What the task requires –
Render every entry exactly as it appears.

#### Extracted records

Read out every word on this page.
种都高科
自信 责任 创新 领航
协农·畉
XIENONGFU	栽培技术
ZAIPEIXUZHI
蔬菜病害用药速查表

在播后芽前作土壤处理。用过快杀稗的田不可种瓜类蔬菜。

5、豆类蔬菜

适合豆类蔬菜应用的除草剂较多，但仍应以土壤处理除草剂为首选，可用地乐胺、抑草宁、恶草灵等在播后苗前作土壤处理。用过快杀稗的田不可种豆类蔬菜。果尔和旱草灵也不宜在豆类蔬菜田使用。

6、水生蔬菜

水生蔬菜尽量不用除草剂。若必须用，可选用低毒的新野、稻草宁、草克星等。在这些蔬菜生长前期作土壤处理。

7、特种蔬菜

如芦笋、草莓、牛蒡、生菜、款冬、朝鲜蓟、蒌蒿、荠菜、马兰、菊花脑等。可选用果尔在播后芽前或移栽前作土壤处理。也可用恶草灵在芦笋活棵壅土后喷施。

########

The output –
Read out every word on this page.
种都高科
自信 责任 创新 领航
协农·畉
XIENONGFU	栽培技术
ZAIPEIXUZHI
蔬菜病害用药速查表

在播后芽前作土壤处理。用过快杀稗的田不可种瓜类蔬菜。

5、豆类蔬菜

适合豆类蔬菜应用的除草剂较多，但仍应以土壤处理除草剂为首选，可用地乐胺、抑草宁、恶草灵等在播后苗前作土壤处理。用过快杀稗的田不可种豆类蔬菜。果尔和旱草灵也不宜在豆类蔬菜田使用。

6、水生蔬菜

水生蔬菜尽量不用除草剂。若必须用，可选用低毒的新野、稻草宁、草克星等。在这些蔬菜生长前期作土壤处理。

7、特种蔬菜

如芦笋、草莓、牛蒡、生菜、款冬、朝鲜蓟、蒌蒿、荠菜、马兰、菊花脑等。可选用果尔在播后芽前或移栽前作土壤处理。也可用恶草灵在芦笋活棵壅土后喷施。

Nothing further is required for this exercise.